● Short exercise: Gather the lines that hold the string "define".

● Data for this task:
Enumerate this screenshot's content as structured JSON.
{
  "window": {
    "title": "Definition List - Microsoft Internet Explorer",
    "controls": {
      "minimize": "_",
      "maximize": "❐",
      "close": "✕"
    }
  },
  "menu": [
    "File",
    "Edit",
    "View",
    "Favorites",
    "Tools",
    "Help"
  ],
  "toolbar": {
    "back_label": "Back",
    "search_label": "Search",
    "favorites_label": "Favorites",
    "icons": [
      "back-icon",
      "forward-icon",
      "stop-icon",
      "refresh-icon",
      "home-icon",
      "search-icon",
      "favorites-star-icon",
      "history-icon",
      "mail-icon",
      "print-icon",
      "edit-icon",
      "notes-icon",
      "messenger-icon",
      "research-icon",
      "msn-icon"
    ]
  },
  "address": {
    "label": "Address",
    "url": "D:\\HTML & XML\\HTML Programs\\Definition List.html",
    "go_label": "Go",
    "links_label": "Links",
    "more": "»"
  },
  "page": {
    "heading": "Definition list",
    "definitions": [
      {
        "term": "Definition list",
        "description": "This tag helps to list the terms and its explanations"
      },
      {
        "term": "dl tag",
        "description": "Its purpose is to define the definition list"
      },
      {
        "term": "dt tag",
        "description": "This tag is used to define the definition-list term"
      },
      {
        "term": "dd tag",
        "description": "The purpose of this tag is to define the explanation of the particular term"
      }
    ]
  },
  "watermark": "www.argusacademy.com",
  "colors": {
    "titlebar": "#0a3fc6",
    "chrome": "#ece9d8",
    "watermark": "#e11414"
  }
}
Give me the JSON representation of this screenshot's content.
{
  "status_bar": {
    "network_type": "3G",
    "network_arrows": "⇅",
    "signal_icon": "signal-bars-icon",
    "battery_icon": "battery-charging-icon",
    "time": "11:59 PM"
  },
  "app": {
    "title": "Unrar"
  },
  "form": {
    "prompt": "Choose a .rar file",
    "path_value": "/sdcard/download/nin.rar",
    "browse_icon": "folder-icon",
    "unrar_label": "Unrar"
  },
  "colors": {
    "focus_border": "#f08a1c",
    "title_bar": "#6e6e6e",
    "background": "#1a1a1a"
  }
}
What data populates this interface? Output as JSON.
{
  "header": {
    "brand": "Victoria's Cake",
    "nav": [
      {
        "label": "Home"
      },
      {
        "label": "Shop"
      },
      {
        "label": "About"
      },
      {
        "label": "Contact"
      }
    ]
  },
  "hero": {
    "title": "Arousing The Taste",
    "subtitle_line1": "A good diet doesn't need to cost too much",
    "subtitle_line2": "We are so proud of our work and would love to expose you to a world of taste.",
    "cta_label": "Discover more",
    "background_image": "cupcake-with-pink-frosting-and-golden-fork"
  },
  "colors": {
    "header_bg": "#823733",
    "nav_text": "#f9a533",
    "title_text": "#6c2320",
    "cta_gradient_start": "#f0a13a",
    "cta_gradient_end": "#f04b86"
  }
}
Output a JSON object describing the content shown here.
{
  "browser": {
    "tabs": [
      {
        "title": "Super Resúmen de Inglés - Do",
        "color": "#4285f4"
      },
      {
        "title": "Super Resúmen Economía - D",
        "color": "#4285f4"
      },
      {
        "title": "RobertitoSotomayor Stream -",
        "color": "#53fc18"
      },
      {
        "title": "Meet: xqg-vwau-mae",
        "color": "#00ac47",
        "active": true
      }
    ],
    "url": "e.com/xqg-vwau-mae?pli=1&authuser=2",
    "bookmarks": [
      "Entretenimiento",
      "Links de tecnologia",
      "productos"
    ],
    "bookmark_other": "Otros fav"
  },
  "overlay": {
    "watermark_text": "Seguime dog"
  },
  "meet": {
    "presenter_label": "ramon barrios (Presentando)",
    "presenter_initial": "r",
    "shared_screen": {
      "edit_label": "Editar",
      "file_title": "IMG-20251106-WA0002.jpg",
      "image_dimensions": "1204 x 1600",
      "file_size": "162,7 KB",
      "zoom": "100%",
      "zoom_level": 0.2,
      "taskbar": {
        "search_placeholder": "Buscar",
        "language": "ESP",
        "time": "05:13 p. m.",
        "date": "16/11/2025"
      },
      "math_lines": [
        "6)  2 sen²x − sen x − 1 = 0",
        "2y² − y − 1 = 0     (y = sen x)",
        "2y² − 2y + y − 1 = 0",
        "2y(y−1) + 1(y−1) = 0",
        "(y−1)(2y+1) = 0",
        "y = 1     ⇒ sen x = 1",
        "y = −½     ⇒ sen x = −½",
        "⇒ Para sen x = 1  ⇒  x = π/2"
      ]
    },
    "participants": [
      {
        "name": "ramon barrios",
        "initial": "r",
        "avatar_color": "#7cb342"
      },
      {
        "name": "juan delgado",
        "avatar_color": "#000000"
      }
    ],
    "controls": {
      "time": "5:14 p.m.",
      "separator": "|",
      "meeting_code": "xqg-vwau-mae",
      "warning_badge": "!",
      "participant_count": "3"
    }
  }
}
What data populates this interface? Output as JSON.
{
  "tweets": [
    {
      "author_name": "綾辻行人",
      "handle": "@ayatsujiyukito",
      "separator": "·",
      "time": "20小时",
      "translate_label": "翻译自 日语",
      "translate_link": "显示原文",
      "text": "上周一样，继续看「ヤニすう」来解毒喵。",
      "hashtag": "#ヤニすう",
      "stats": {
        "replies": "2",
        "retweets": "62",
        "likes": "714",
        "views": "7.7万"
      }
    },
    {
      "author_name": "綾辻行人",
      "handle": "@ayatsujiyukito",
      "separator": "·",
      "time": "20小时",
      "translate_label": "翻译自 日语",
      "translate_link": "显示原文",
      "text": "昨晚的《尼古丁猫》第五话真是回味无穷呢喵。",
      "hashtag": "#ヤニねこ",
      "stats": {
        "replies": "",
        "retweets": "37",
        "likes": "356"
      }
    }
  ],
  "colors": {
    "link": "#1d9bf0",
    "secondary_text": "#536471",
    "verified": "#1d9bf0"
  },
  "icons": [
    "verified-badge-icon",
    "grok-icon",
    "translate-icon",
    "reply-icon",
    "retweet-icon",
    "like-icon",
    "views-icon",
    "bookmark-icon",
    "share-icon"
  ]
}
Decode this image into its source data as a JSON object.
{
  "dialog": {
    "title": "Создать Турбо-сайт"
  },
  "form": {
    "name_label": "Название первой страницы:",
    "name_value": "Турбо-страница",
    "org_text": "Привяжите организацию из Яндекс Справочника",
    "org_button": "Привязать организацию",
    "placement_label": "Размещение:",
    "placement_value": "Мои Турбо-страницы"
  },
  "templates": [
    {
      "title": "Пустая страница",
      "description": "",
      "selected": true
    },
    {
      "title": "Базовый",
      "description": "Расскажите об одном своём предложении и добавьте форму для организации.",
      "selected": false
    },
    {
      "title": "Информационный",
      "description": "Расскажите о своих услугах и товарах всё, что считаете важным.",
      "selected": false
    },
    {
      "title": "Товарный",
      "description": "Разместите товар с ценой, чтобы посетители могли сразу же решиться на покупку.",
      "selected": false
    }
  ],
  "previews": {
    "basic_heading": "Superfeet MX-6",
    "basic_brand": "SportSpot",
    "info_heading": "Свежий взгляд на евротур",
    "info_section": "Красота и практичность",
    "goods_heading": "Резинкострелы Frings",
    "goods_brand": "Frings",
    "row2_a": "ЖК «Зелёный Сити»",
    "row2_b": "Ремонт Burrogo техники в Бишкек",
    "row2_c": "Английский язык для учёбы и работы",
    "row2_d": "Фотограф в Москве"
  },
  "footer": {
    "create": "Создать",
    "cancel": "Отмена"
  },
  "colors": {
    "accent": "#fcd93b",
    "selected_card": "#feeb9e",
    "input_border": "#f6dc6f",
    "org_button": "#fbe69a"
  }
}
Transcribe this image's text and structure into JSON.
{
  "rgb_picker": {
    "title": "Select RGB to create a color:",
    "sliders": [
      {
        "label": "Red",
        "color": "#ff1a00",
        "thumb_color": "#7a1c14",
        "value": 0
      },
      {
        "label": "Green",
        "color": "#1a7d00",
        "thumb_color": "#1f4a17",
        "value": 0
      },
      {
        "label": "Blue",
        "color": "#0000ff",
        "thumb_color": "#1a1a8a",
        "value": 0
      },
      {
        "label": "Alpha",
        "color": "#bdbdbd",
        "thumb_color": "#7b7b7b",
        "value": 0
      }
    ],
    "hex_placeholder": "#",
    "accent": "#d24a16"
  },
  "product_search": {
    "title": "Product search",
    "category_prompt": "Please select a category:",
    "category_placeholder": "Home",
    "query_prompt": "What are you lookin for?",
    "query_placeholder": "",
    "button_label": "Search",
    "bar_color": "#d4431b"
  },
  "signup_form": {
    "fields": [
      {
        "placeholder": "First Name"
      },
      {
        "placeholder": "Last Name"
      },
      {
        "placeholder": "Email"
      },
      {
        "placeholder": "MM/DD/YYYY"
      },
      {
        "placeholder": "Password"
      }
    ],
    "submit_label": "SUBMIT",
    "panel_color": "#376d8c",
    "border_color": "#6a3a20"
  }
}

● Answer for the task:
        "description": "Its purpose is to define the definition list"
        "description": "This tag is used to define the definition-list term"
        "description": "The purpose of this tag is to define the explanation of the particular term"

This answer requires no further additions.